#### What is required
Report how many lines hold the word "name"; give nothing but the number.
───── Record extracts
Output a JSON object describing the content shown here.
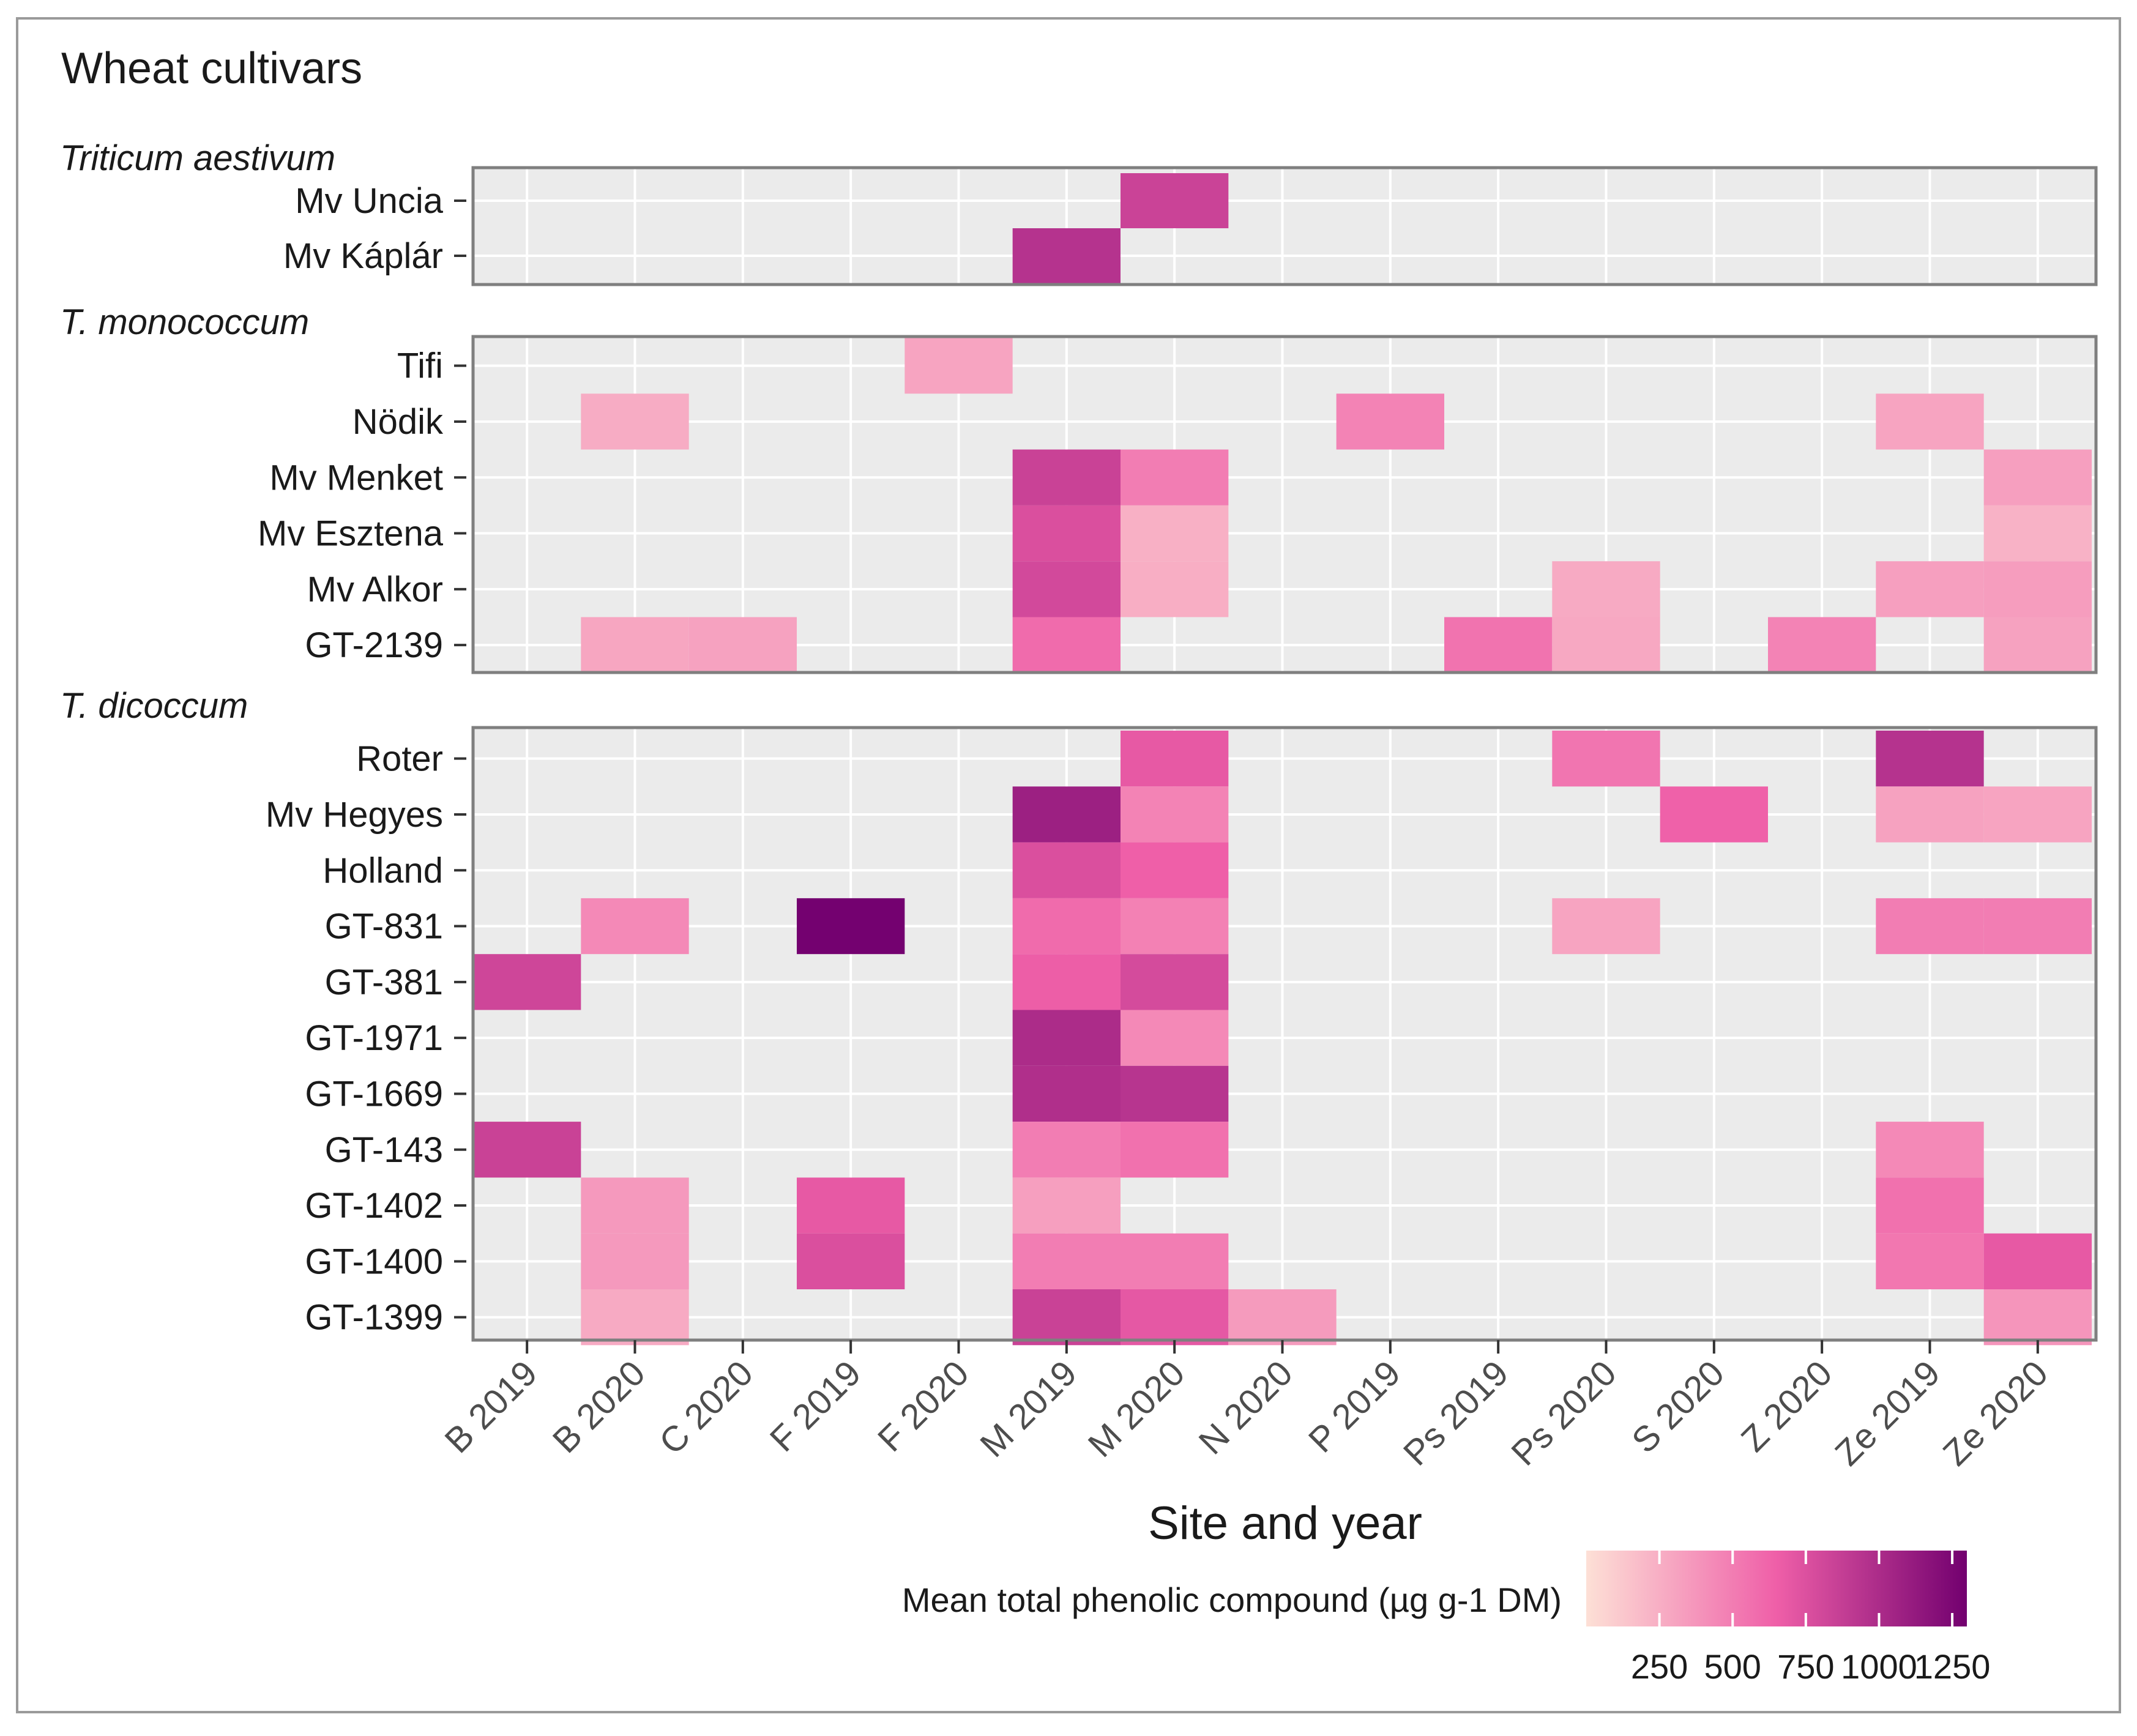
{
  "chart_data": {
    "type": "heatmap",
    "title": "Wheat cultivars",
    "xlabel": "Site and year",
    "legend_title": "Mean total phenolic compound (µg g-1 DM)",
    "legend_ticks": [
      "250",
      "500",
      "750",
      "1000",
      "1250"
    ],
    "color_range": [
      0,
      1300
    ],
    "colors": {
      "low": "#fde0d6",
      "mid": "#ef5fa8",
      "high": "#72006f",
      "panel_bg": "#ebebeb",
      "grid": "#ffffff"
    },
    "categories": [
      "B 2019",
      "B 2020",
      "C 2020",
      "F 2019",
      "F 2020",
      "M 2019",
      "M 2020",
      "N 2020",
      "P 2019",
      "Ps 2019",
      "Ps 2020",
      "S 2020",
      "Z 2020",
      "Ze 2019",
      "Ze 2020"
    ],
    "groups": [
      {
        "name": "Triticum aestivum",
        "rows": [
          {
            "label": "Mv Uncia",
            "cells": [
              {
                "x": "M 2020",
                "value": 840
              }
            ]
          },
          {
            "label": "Mv Káplár",
            "cells": [
              {
                "x": "M 2019",
                "value": 950
              }
            ]
          }
        ]
      },
      {
        "name": "T. monococcum",
        "rows": [
          {
            "label": "Tifi",
            "cells": [
              {
                "x": "F 2020",
                "value": 300
              }
            ]
          },
          {
            "label": "Nödik",
            "cells": [
              {
                "x": "B 2020",
                "value": 260
              },
              {
                "x": "P 2019",
                "value": 470
              },
              {
                "x": "Ze 2019",
                "value": 300
              }
            ]
          },
          {
            "label": "Mv Menket",
            "cells": [
              {
                "x": "M 2019",
                "value": 850
              },
              {
                "x": "M 2020",
                "value": 500
              },
              {
                "x": "Ze 2020",
                "value": 330
              }
            ]
          },
          {
            "label": "Mv Esztena",
            "cells": [
              {
                "x": "M 2019",
                "value": 760
              },
              {
                "x": "M 2020",
                "value": 240
              },
              {
                "x": "Ze 2020",
                "value": 230
              }
            ]
          },
          {
            "label": "Mv Alkor",
            "cells": [
              {
                "x": "M 2019",
                "value": 800
              },
              {
                "x": "M 2020",
                "value": 250
              },
              {
                "x": "Ps 2020",
                "value": 270
              },
              {
                "x": "Ze 2019",
                "value": 330
              },
              {
                "x": "Ze 2020",
                "value": 340
              }
            ]
          },
          {
            "label": "GT-2139",
            "cells": [
              {
                "x": "B 2020",
                "value": 290
              },
              {
                "x": "C 2020",
                "value": 310
              },
              {
                "x": "M 2019",
                "value": 590
              },
              {
                "x": "Ps 2019",
                "value": 550
              },
              {
                "x": "Ps 2020",
                "value": 280
              },
              {
                "x": "Z 2020",
                "value": 470
              },
              {
                "x": "Ze 2020",
                "value": 310
              }
            ]
          }
        ]
      },
      {
        "name": "T. dicoccum",
        "rows": [
          {
            "label": "Roter",
            "cells": [
              {
                "x": "M 2020",
                "value": 690
              },
              {
                "x": "Ps 2020",
                "value": 540
              },
              {
                "x": "Ze 2019",
                "value": 950
              }
            ]
          },
          {
            "label": "Mv Hegyes",
            "cells": [
              {
                "x": "M 2019",
                "value": 1080
              },
              {
                "x": "M 2020",
                "value": 470
              },
              {
                "x": "S 2020",
                "value": 640
              },
              {
                "x": "Ze 2019",
                "value": 310
              },
              {
                "x": "Ze 2020",
                "value": 300
              }
            ]
          },
          {
            "label": "Holland",
            "cells": [
              {
                "x": "M 2019",
                "value": 760
              },
              {
                "x": "M 2020",
                "value": 650
              }
            ]
          },
          {
            "label": "GT-831",
            "cells": [
              {
                "x": "B 2020",
                "value": 440
              },
              {
                "x": "F 2019",
                "value": 1290
              },
              {
                "x": "M 2019",
                "value": 590
              },
              {
                "x": "M 2020",
                "value": 480
              },
              {
                "x": "Ps 2020",
                "value": 300
              },
              {
                "x": "Ze 2019",
                "value": 500
              },
              {
                "x": "Ze 2020",
                "value": 500
              }
            ]
          },
          {
            "label": "GT-381",
            "cells": [
              {
                "x": "B 2019",
                "value": 820
              },
              {
                "x": "M 2019",
                "value": 660
              },
              {
                "x": "M 2020",
                "value": 790
              }
            ]
          },
          {
            "label": "GT-1971",
            "cells": [
              {
                "x": "M 2019",
                "value": 1000
              },
              {
                "x": "M 2020",
                "value": 440
              }
            ]
          },
          {
            "label": "GT-1669",
            "cells": [
              {
                "x": "M 2019",
                "value": 980
              },
              {
                "x": "M 2020",
                "value": 940
              }
            ]
          },
          {
            "label": "GT-143",
            "cells": [
              {
                "x": "B 2019",
                "value": 850
              },
              {
                "x": "M 2019",
                "value": 500
              },
              {
                "x": "M 2020",
                "value": 560
              },
              {
                "x": "Ze 2019",
                "value": 440
              }
            ]
          },
          {
            "label": "GT-1402",
            "cells": [
              {
                "x": "B 2020",
                "value": 360
              },
              {
                "x": "F 2019",
                "value": 690
              },
              {
                "x": "M 2019",
                "value": 330
              },
              {
                "x": "Ze 2019",
                "value": 560
              }
            ]
          },
          {
            "label": "GT-1400",
            "cells": [
              {
                "x": "B 2020",
                "value": 360
              },
              {
                "x": "F 2019",
                "value": 760
              },
              {
                "x": "M 2019",
                "value": 500
              },
              {
                "x": "M 2020",
                "value": 500
              },
              {
                "x": "Ze 2019",
                "value": 530
              },
              {
                "x": "Ze 2020",
                "value": 690
              }
            ]
          },
          {
            "label": "GT-1399",
            "cells": [
              {
                "x": "B 2020",
                "value": 270
              },
              {
                "x": "M 2019",
                "value": 850
              },
              {
                "x": "M 2020",
                "value": 700
              },
              {
                "x": "N 2020",
                "value": 350
              },
              {
                "x": "Ze 2020",
                "value": 380
              }
            ]
          }
        ]
      }
    ]
  }
}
──────────
#### Answer to this exercise
3